PROBLEM TO SOLVE – Every line from the one that holds "Extract the chart's" through the final line should be returned exactly. Omit the pictures.

Records about charts and figures

_ _ _ _ _

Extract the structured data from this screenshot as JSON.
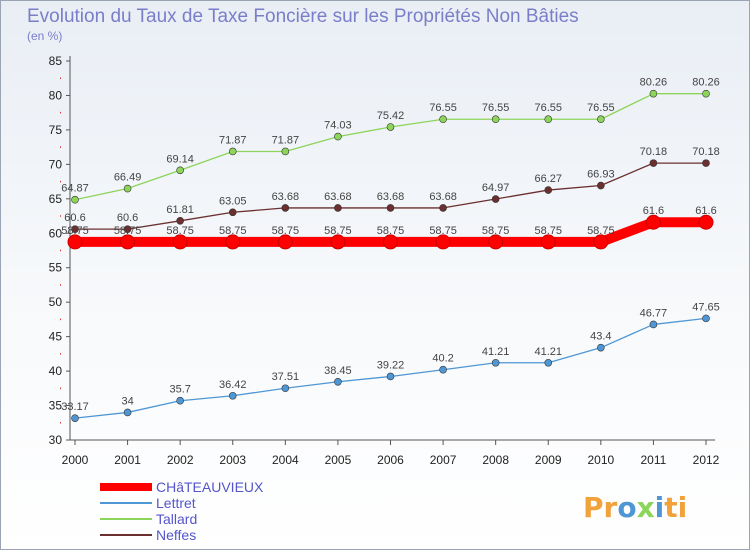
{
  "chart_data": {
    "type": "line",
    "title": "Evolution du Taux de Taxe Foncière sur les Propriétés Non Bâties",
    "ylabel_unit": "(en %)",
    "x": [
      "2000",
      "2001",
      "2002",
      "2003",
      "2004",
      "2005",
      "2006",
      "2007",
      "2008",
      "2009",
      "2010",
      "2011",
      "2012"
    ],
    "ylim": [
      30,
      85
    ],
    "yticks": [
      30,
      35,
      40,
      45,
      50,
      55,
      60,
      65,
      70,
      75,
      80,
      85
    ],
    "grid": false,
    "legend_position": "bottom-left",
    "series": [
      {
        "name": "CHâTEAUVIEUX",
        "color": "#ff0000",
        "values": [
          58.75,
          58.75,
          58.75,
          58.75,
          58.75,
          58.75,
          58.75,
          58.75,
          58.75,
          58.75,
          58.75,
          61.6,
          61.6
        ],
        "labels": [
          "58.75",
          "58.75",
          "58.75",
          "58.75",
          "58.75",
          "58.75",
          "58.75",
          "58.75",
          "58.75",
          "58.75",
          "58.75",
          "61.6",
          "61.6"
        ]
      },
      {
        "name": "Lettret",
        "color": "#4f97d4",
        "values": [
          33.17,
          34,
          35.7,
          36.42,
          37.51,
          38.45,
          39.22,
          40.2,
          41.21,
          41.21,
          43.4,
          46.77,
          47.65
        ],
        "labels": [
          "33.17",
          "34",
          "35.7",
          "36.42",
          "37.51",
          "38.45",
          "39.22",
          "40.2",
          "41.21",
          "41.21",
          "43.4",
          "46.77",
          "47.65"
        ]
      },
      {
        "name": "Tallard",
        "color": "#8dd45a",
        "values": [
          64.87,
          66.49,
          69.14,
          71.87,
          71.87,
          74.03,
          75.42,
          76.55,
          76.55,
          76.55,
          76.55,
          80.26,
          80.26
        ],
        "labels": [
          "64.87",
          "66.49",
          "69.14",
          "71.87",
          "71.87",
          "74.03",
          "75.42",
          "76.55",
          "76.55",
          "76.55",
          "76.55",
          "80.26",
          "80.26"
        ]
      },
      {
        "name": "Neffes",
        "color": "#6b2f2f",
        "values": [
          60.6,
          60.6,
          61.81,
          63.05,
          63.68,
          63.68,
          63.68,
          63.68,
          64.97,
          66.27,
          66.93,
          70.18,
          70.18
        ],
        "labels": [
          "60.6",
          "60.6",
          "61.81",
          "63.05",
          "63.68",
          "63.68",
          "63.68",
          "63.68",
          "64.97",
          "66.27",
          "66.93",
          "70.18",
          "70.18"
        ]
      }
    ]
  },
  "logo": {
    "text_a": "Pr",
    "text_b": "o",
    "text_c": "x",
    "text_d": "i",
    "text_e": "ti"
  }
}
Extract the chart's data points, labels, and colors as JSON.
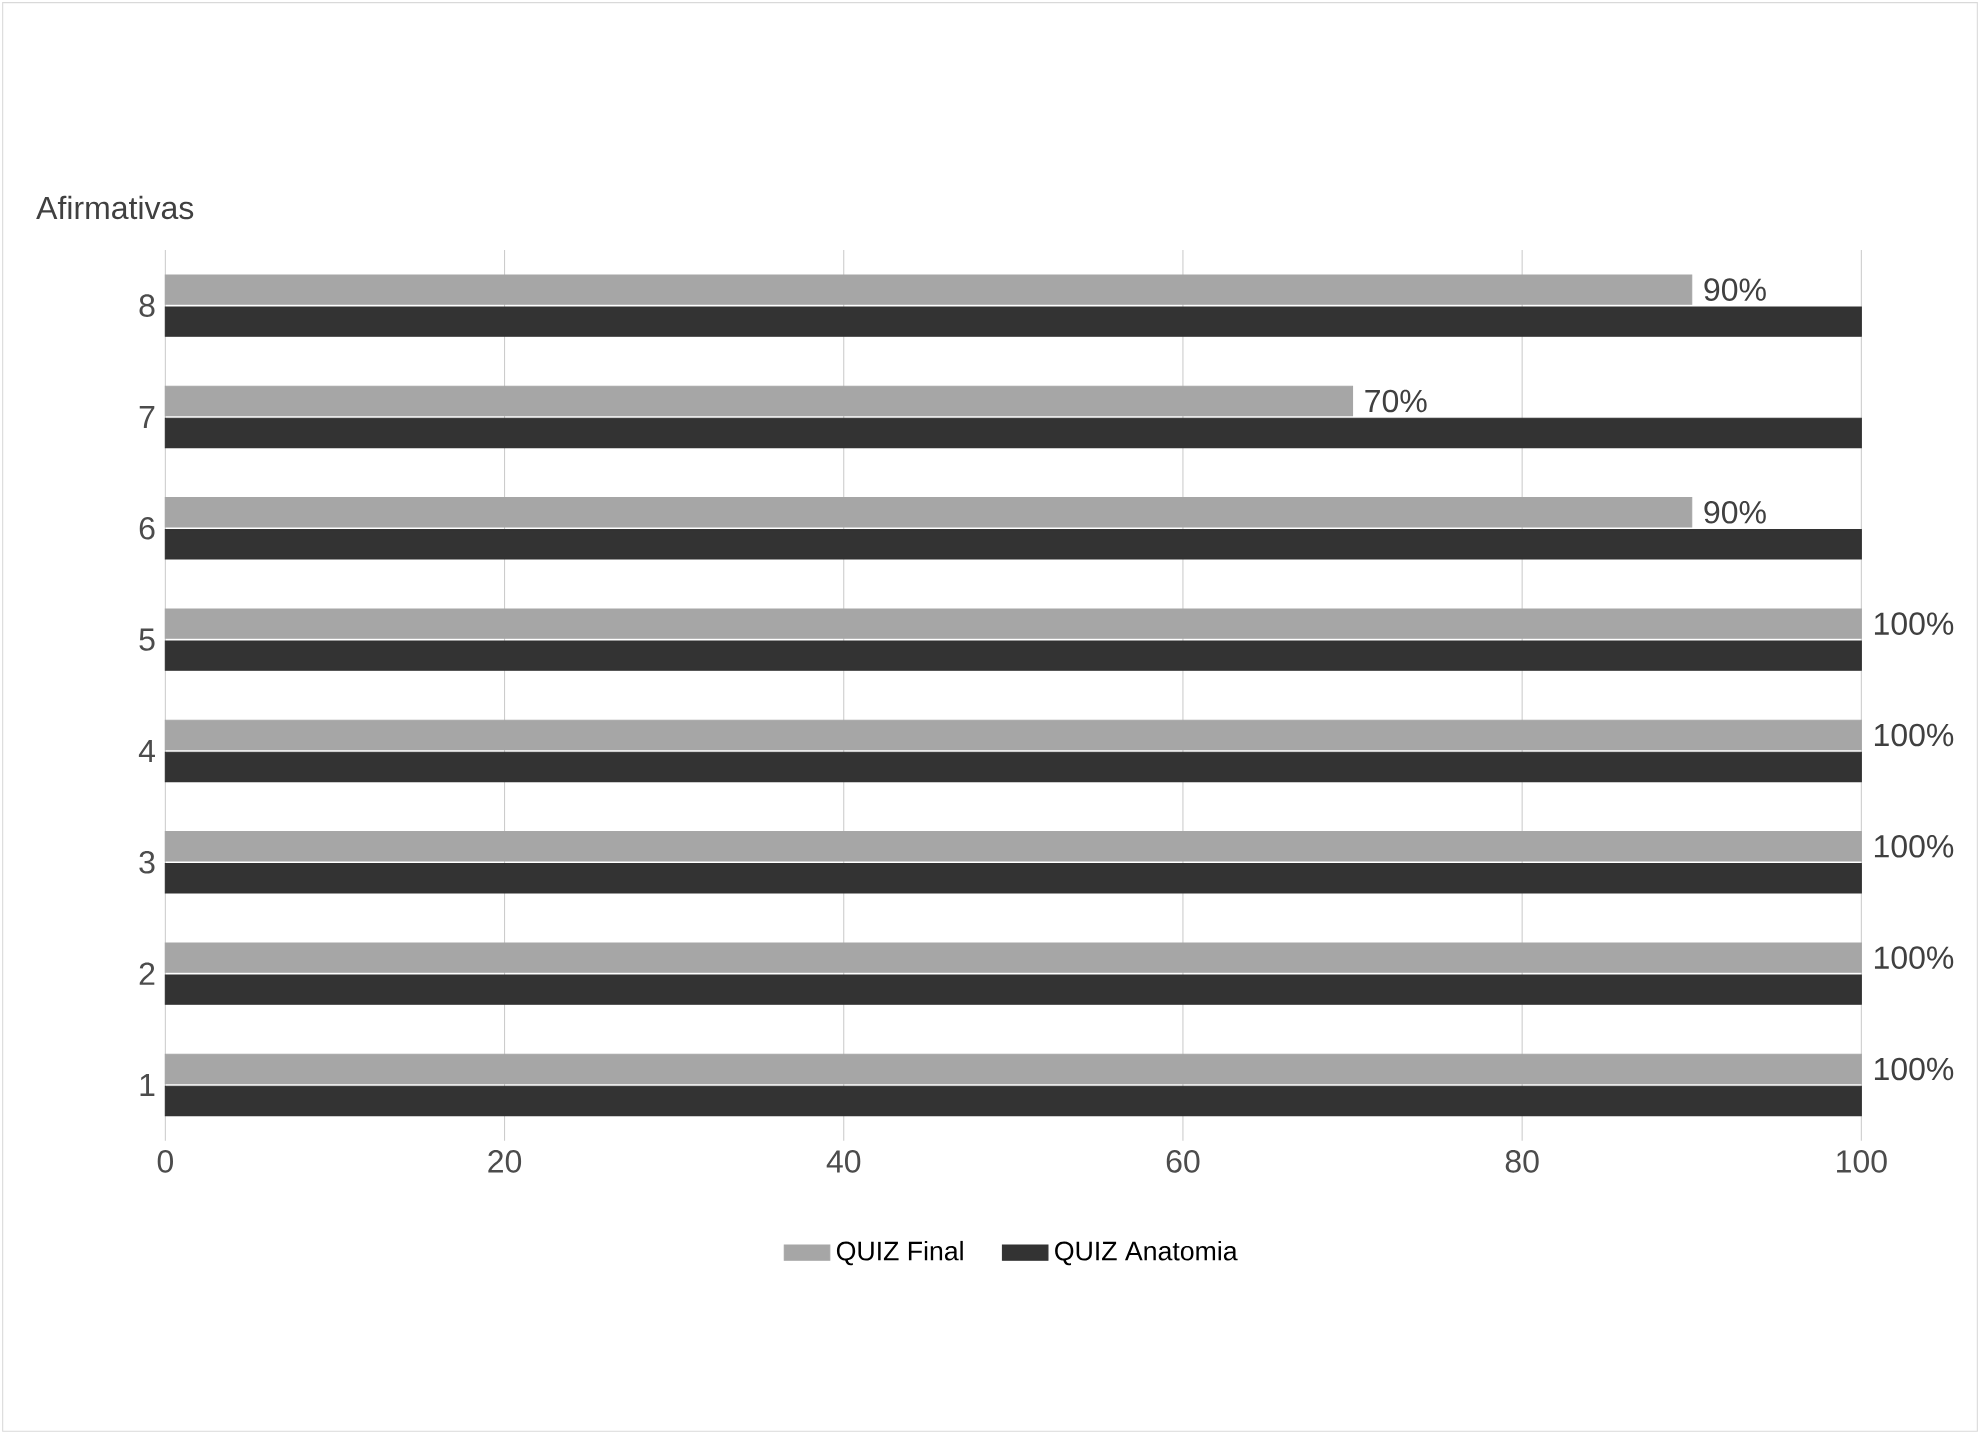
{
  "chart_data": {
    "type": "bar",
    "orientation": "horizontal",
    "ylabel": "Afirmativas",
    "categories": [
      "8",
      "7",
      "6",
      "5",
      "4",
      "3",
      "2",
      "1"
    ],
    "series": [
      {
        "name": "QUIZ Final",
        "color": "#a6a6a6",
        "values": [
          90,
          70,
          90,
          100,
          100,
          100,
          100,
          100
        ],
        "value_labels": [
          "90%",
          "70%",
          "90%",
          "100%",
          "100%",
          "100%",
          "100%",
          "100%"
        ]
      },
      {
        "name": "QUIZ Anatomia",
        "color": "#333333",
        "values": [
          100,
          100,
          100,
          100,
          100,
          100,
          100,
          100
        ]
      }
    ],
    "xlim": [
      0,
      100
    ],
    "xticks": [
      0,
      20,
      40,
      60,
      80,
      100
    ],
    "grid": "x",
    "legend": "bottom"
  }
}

_ _ _ _ _

SOLUTION TO THIS TASK –
Extract the chart's data points, labels, and colors as JSON.
{
  "chart_data": {
    "type": "bar",
    "orientation": "horizontal",
    "ylabel": "Afirmativas",
    "categories": [
      "8",
      "7",
      "6",
      "5",
      "4",
      "3",
      "2",
      "1"
    ],
    "series": [
      {
        "name": "QUIZ Final",
        "color": "#a6a6a6",
        "values": [
          90,
          70,
          90,
          100,
          100,
          100,
          100,
          100
        ],
        "value_labels": [
          "90%",
          "70%",
          "90%",
          "100%",
          "100%",
          "100%",
          "100%",
          "100%"
        ]
      },
      {
        "name": "QUIZ Anatomia",
        "color": "#333333",
        "values": [
          100,
          100,
          100,
          100,
          100,
          100,
          100,
          100
        ]
      }
    ],
    "xlim": [
      0,
      100
    ],
    "xticks": [
      0,
      20,
      40,
      60,
      80,
      100
    ],
    "grid": "x",
    "legend": "bottom"
  }
}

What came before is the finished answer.